> [Given records]
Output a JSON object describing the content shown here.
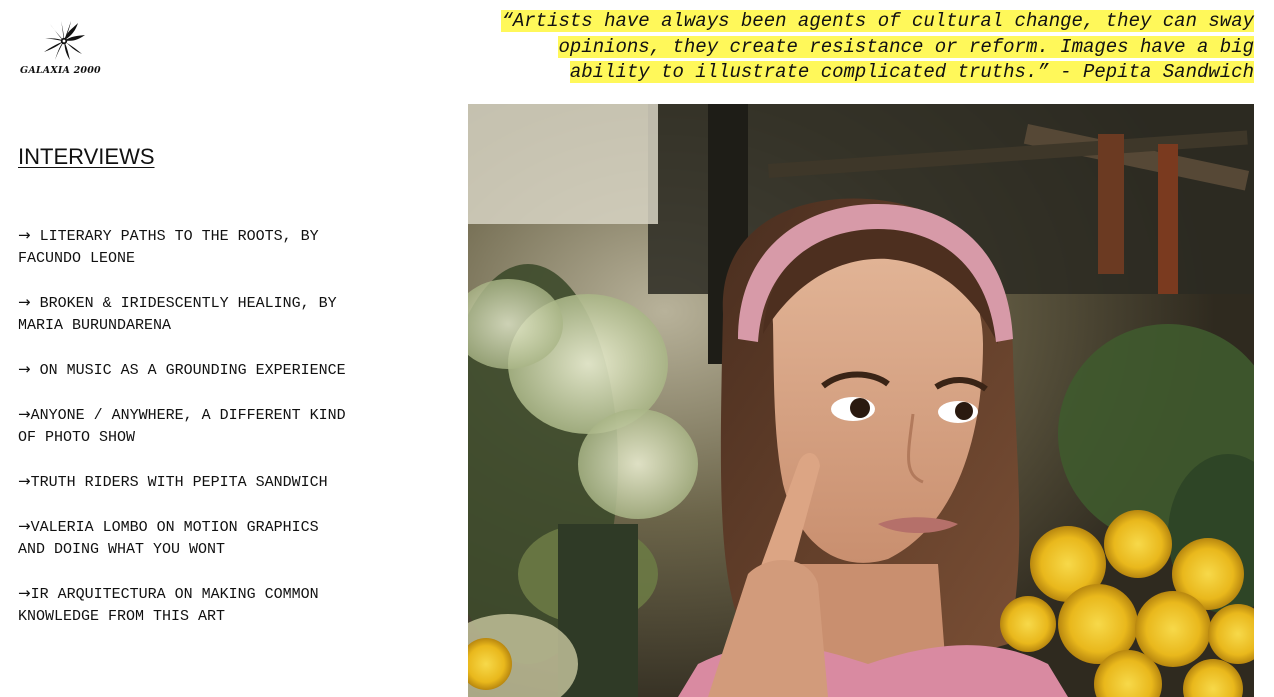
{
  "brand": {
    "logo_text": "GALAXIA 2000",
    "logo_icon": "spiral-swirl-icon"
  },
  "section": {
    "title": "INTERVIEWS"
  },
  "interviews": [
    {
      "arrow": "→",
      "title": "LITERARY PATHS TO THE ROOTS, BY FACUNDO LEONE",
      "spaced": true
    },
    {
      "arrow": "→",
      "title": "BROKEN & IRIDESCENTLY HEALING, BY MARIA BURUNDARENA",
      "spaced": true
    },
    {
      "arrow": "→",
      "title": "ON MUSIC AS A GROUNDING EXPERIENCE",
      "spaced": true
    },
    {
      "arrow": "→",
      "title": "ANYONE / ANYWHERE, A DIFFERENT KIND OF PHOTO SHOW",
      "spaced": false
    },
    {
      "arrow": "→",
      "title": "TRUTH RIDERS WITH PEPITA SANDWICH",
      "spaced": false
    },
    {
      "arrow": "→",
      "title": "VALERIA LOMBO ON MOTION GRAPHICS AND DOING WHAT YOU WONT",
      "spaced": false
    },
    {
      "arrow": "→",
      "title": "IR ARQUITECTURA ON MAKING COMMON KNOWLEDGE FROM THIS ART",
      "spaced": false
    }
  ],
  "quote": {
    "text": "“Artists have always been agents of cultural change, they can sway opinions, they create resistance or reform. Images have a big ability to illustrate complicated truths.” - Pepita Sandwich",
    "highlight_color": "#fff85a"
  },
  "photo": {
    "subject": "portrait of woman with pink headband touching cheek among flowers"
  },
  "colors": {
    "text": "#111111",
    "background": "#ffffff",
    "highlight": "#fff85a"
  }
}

> [What the task requires]
The material above holds pictures; copy everything else in it exactly.

> [Task output]
Output a JSON object describing the content shown here.
{
  "brand": {
    "logo_text": "GALAXIA 2000",
    "logo_icon": "spiral-swirl-icon"
  },
  "section": {
    "title": "INTERVIEWS"
  },
  "interviews": [
    {
      "arrow": "→",
      "title": "LITERARY PATHS TO THE ROOTS, BY FACUNDO LEONE",
      "spaced": true
    },
    {
      "arrow": "→",
      "title": "BROKEN & IRIDESCENTLY HEALING, BY MARIA BURUNDARENA",
      "spaced": true
    },
    {
      "arrow": "→",
      "title": "ON MUSIC AS A GROUNDING EXPERIENCE",
      "spaced": true
    },
    {
      "arrow": "→",
      "title": "ANYONE / ANYWHERE, A DIFFERENT KIND OF PHOTO SHOW",
      "spaced": false
    },
    {
      "arrow": "→",
      "title": "TRUTH RIDERS WITH PEPITA SANDWICH",
      "spaced": false
    },
    {
      "arrow": "→",
      "title": "VALERIA LOMBO ON MOTION GRAPHICS AND DOING WHAT YOU WONT",
      "spaced": false
    },
    {
      "arrow": "→",
      "title": "IR ARQUITECTURA ON MAKING COMMON KNOWLEDGE FROM THIS ART",
      "spaced": false
    }
  ],
  "quote": {
    "text": "“Artists have always been agents of cultural change, they can sway opinions, they create resistance or reform. Images have a big ability to illustrate complicated truths.” - Pepita Sandwich",
    "highlight_color": "#fff85a"
  },
  "photo": {
    "subject": "portrait of woman with pink headband touching cheek among flowers"
  },
  "colors": {
    "text": "#111111",
    "background": "#ffffff",
    "highlight": "#fff85a"
  }
}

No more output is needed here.